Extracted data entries

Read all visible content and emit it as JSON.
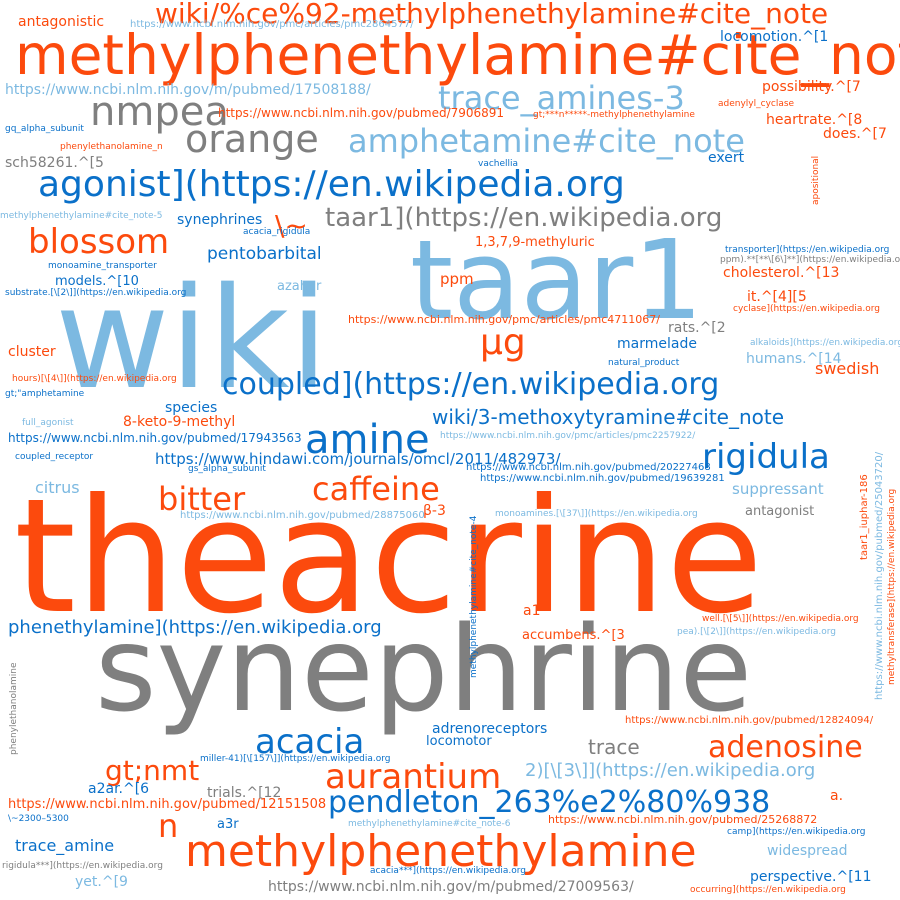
{
  "palette": {
    "orange": "#fc4a0d",
    "gray": "#7f7f7f",
    "lightblue": "#7cb9e1",
    "blue": "#0a70c9"
  },
  "words": [
    {
      "text": "theacrine",
      "color": "orange"
    },
    {
      "text": "synephrine",
      "color": "gray"
    },
    {
      "text": "wiki",
      "color": "lightblue"
    },
    {
      "text": "taar1",
      "color": "lightblue"
    },
    {
      "text": "methylphenethylamine#cite_note",
      "color": "orange"
    },
    {
      "text": "wiki/%ce%92-methylphenethylamine#cite_note",
      "color": "orange"
    },
    {
      "text": "agonist](https://en.wikipedia.org",
      "color": "blue"
    },
    {
      "text": "coupled](https://en.wikipedia.org",
      "color": "blue"
    },
    {
      "text": "methylphenethylamine",
      "color": "orange"
    },
    {
      "text": "pendleton_263%e2%80%938",
      "color": "blue"
    },
    {
      "text": "amphetamine#cite_note",
      "color": "lightblue"
    },
    {
      "text": "trace_amines-3",
      "color": "lightblue"
    },
    {
      "text": "nmpea",
      "color": "gray"
    },
    {
      "text": "orange",
      "color": "gray"
    },
    {
      "text": "taar1](https://en.wikipedia.org",
      "color": "gray"
    },
    {
      "text": "blossom",
      "color": "orange"
    },
    {
      "text": "\\~",
      "color": "orange"
    },
    {
      "text": "amine",
      "color": "blue"
    },
    {
      "text": "rigidula",
      "color": "blue"
    },
    {
      "text": "caffeine",
      "color": "orange"
    },
    {
      "text": "bitter",
      "color": "orange"
    },
    {
      "text": "μg",
      "color": "orange"
    },
    {
      "text": "aurantium",
      "color": "orange"
    },
    {
      "text": "adenosine",
      "color": "orange"
    },
    {
      "text": "acacia",
      "color": "blue"
    },
    {
      "text": "n",
      "color": "orange"
    },
    {
      "text": "gt;nmt",
      "color": "orange"
    },
    {
      "text": "phenethylamine](https://en.wikipedia.org",
      "color": "blue"
    },
    {
      "text": "wiki/3-methoxytyramine#cite_note",
      "color": "blue"
    },
    {
      "text": "2)[\\[3\\]](https://en.wikipedia.org",
      "color": "lightblue"
    },
    {
      "text": "trace",
      "color": "gray"
    },
    {
      "text": "https://www.hindawi.com/journals/omcl/2011/482973/",
      "color": "blue"
    },
    {
      "text": "https://www.ncbi.nlm.nih.gov/m/pubmed/17508188/",
      "color": "lightblue"
    },
    {
      "text": "https://www.ncbi.nlm.nih.gov/m/pubmed/27009563/",
      "color": "gray"
    },
    {
      "text": "https://www.ncbi.nlm.nih.gov/pubmed/12151508",
      "color": "orange"
    },
    {
      "text": "https://www.ncbi.nlm.nih.gov/pubmed/17943563",
      "color": "blue"
    },
    {
      "text": "https://www.ncbi.nlm.nih.gov/pubmed/7906891",
      "color": "orange"
    },
    {
      "text": "https://www.ncbi.nlm.nih.gov/pmc/articles/pmc2864577/",
      "color": "lightblue"
    },
    {
      "text": "https://www.ncbi.nlm.nih.gov/pmc/articles/pmc4711067/",
      "color": "orange"
    },
    {
      "text": "https://www.ncbi.nlm.nih.gov/pmc/articles/pmc2257922/",
      "color": "lightblue"
    },
    {
      "text": "https://www.ncbi.nlm.nih.gov/pubmed/20227468",
      "color": "blue"
    },
    {
      "text": "https://www.ncbi.nlm.nih.gov/pubmed/19639281",
      "color": "blue"
    },
    {
      "text": "https://www.ncbi.nlm.nih.gov/pubmed/28875060",
      "color": "lightblue"
    },
    {
      "text": "https://www.ncbi.nlm.nih.gov/pubmed/12824094/",
      "color": "orange"
    },
    {
      "text": "https://www.ncbi.nlm.nih.gov/pubmed/25268872",
      "color": "orange"
    },
    {
      "text": "antagonistic",
      "color": "orange"
    },
    {
      "text": "locomotion.^[1",
      "color": "blue"
    },
    {
      "text": "possibility.^[7",
      "color": "orange"
    },
    {
      "text": "adenylyl_cyclase",
      "color": "orange"
    },
    {
      "text": "heartrate.^[8",
      "color": "orange"
    },
    {
      "text": "does.^[7",
      "color": "orange"
    },
    {
      "text": "gq_alpha_subunit",
      "color": "blue"
    },
    {
      "text": "phenylethanolamine_n",
      "color": "orange"
    },
    {
      "text": "gt;***n*****-methylphenethylamine",
      "color": "orange"
    },
    {
      "text": "sch58261.^[5",
      "color": "gray"
    },
    {
      "text": "exert",
      "color": "blue"
    },
    {
      "text": "vachellia",
      "color": "blue"
    },
    {
      "text": "methylphenethylamine#cite_note-5",
      "color": "lightblue"
    },
    {
      "text": "acacia_rigidula",
      "color": "blue"
    },
    {
      "text": "synephrines",
      "color": "blue"
    },
    {
      "text": "pentobarbital",
      "color": "blue"
    },
    {
      "text": "1,3,7,9-methyluric",
      "color": "orange"
    },
    {
      "text": "transporter](https://en.wikipedia.org",
      "color": "blue"
    },
    {
      "text": "ppm).**[**\\[6\\]**](https://en.wikipedia.org",
      "color": "gray"
    },
    {
      "text": "monoamine_transporter",
      "color": "blue"
    },
    {
      "text": "ppm",
      "color": "orange"
    },
    {
      "text": "cholesterol.^[13",
      "color": "orange"
    },
    {
      "text": "models.^[10",
      "color": "blue"
    },
    {
      "text": "azahar",
      "color": "lightblue"
    },
    {
      "text": "substrate.[\\[2\\]](https://en.wikipedia.org",
      "color": "blue"
    },
    {
      "text": "it.^[4][5",
      "color": "orange"
    },
    {
      "text": "cyclase](https://en.wikipedia.org",
      "color": "orange"
    },
    {
      "text": "rats.^[2",
      "color": "gray"
    },
    {
      "text": "alkaloids](https://en.wikipedia.org",
      "color": "lightblue"
    },
    {
      "text": "marmelade",
      "color": "blue"
    },
    {
      "text": "natural_product",
      "color": "blue"
    },
    {
      "text": "cluster",
      "color": "orange"
    },
    {
      "text": "humans.^[14",
      "color": "lightblue"
    },
    {
      "text": "swedish",
      "color": "orange"
    },
    {
      "text": "hours)[\\[4\\]](https://en.wikipedia.org",
      "color": "orange"
    },
    {
      "text": "gt;\"amphetamine",
      "color": "blue"
    },
    {
      "text": "species",
      "color": "blue"
    },
    {
      "text": "8-keto-9-methyl",
      "color": "orange"
    },
    {
      "text": "full_agonist",
      "color": "lightblue"
    },
    {
      "text": "coupled_receptor",
      "color": "blue"
    },
    {
      "text": "gs_alpha_subunit",
      "color": "blue"
    },
    {
      "text": "citrus",
      "color": "lightblue"
    },
    {
      "text": "suppressant",
      "color": "lightblue"
    },
    {
      "text": "antagonist",
      "color": "gray"
    },
    {
      "text": "monoamines.[\\[37\\]](https://en.wikipedia.org",
      "color": "lightblue"
    },
    {
      "text": "β-3",
      "color": "orange"
    },
    {
      "text": "a1",
      "color": "orange"
    },
    {
      "text": "well.[\\[5\\]](https://en.wikipedia.org",
      "color": "orange"
    },
    {
      "text": "pea).[\\[2\\]](https://en.wikipedia.org",
      "color": "lightblue"
    },
    {
      "text": "accumbens.^[3",
      "color": "orange"
    },
    {
      "text": "adrenoreceptors",
      "color": "blue"
    },
    {
      "text": "locomotor",
      "color": "blue"
    },
    {
      "text": "miller-41)[\\[157\\]](https://en.wikipedia.org",
      "color": "blue"
    },
    {
      "text": "a2ar.^[6",
      "color": "blue"
    },
    {
      "text": "trials.^[12",
      "color": "gray"
    },
    {
      "text": "a.",
      "color": "orange"
    },
    {
      "text": "\\~2300–5300",
      "color": "blue"
    },
    {
      "text": "a3r",
      "color": "blue"
    },
    {
      "text": "methylphenethylamine#cite_note-6",
      "color": "lightblue"
    },
    {
      "text": "camp](https://en.wikipedia.org",
      "color": "blue"
    },
    {
      "text": "trace_amine",
      "color": "blue"
    },
    {
      "text": "widespread",
      "color": "lightblue"
    },
    {
      "text": "rigidula***](https://en.wikipedia.org",
      "color": "gray"
    },
    {
      "text": "acacia***](https://en.wikipedia.org",
      "color": "blue"
    },
    {
      "text": "yet.^[9",
      "color": "lightblue"
    },
    {
      "text": "perspective.^[11",
      "color": "blue"
    },
    {
      "text": "occurring](https://en.wikipedia.org",
      "color": "orange"
    },
    {
      "text": "apositional",
      "color": "orange"
    },
    {
      "text": "methylphenethylamine#cite_note-4",
      "color": "blue"
    },
    {
      "text": "taar1_iuphar-186",
      "color": "orange"
    },
    {
      "text": "https://www.ncbi.nlm.nih.gov/pubmed/25043720/",
      "color": "lightblue"
    },
    {
      "text": "methyltransferase](https://en.wikipedia.org",
      "color": "orange"
    },
    {
      "text": "phenylethanolamine",
      "color": "gray"
    }
  ]
}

| Stated task |
From the data above, copy each line that has the string "methylphenethylamine".

| Exercise output |
      "text": "methylphenethylamine#cite_note",
      "text": "wiki/%ce%92-methylphenethylamine#cite_note",
      "text": "methylphenethylamine",
      "text": "gt;***n*****-methylphenethylamine",
      "text": "methylphenethylamine#cite_note-5",
      "text": "methylphenethylamine#cite_note-6",
      "text": "methylphenethylamine#cite_note-4",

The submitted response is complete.